EXERCISE DESCRIPTION:
Wherever a line in the data below holds "this", copy that line.

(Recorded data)

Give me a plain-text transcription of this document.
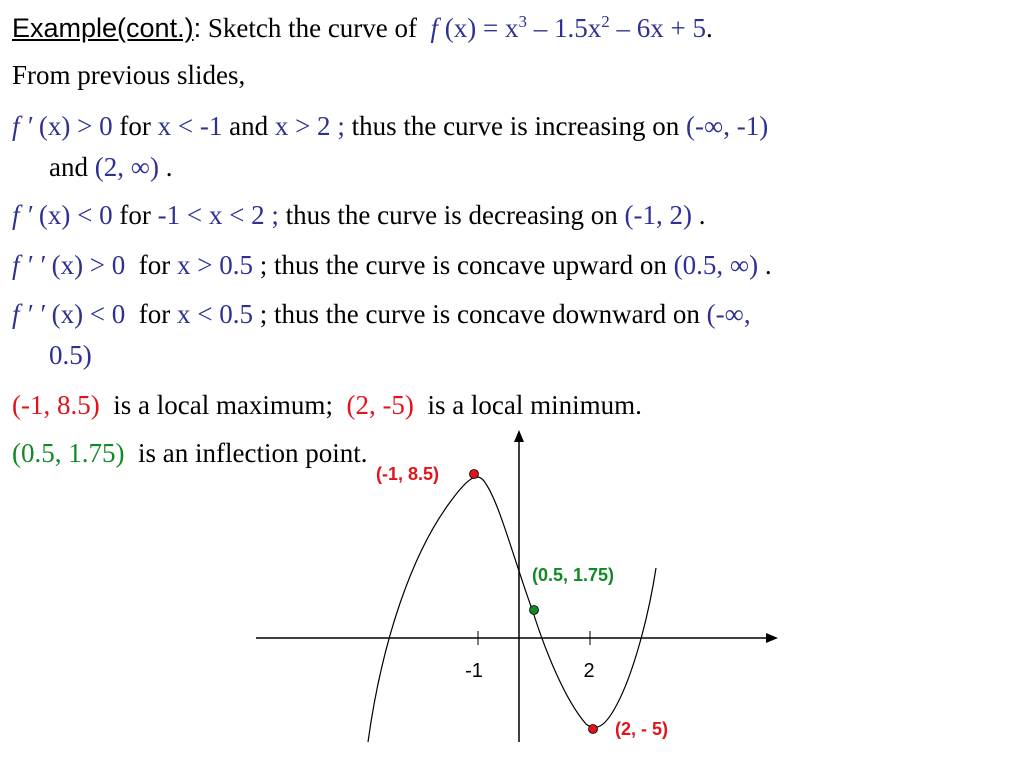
Example(cont.): Sketch the curve of f $(x) = x^3 - 1.5x^2 - 6x + 5$.
From previous slides,
f ′ (x) > 0 for x < -1 and x > 2 ; thus the curve is increasing on (-∞, -1)
and (2, ∞) .
f ′ (x) < 0 for -1 < x < 2 ; thus the curve is decreasing on (-1, 2) .
f ′ ′ (x) > 0 for x > 0.5 ; thus the curve is concave upward on (0.5, ∞) .
f ′ ′ (x) < 0 for x < 0.5 ; thus the curve is concave downward on (-∞,
0.5)
(-1, 8.5) is a local maximum; (2, -5) is a local minimum.
(0.5, 1.75) is an inflection point.
-1	2
(-1, 8.5)
(0.5, 1.75)
(2, - 5)
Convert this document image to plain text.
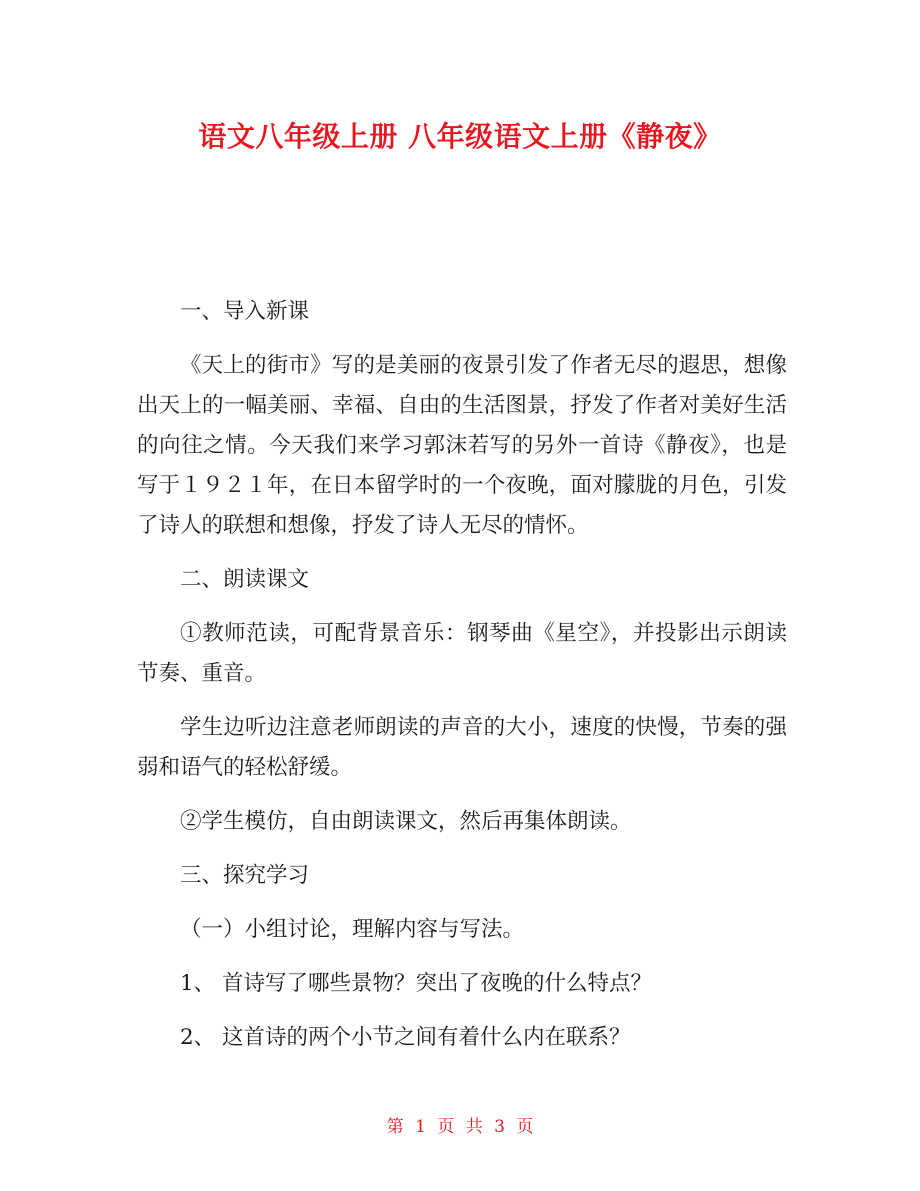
语文八年级上册 八年级语文上册《静夜》

一、导入新课

《天上的街市》写的是美丽的夜景引发了作者无尽的遐思，想像出天上的一幅美丽、幸福、自由的生活图景，抒发了作者对美好生活的向往之情。今天我们来学习郭沫若写的另外一首诗《静夜》，也是写于１９２１年，在日本留学时的一个夜晚，面对朦胧的月色，引发了诗人的联想和想像，抒发了诗人无尽的情怀。

二、朗读课文

①教师范读，可配背景音乐：钢琴曲《星空》，并投影出示朗读节奏、重音。

学生边听边注意老师朗读的声音的大小，速度的快慢，节奏的强弱和语气的轻松舒缓。

②学生模仿，自由朗读课文，然后再集体朗读。

三、探究学习

（一）小组讨论，理解内容与写法。

1、 首诗写了哪些景物？突出了夜晚的什么特点？

2、 这首诗的两个小节之间有着什么内在联系？

第 1 页 共 3 页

ANSWER TO THE PROBLEM:
Give me a plain-text transcription of this document.
Convert this document image to plain text.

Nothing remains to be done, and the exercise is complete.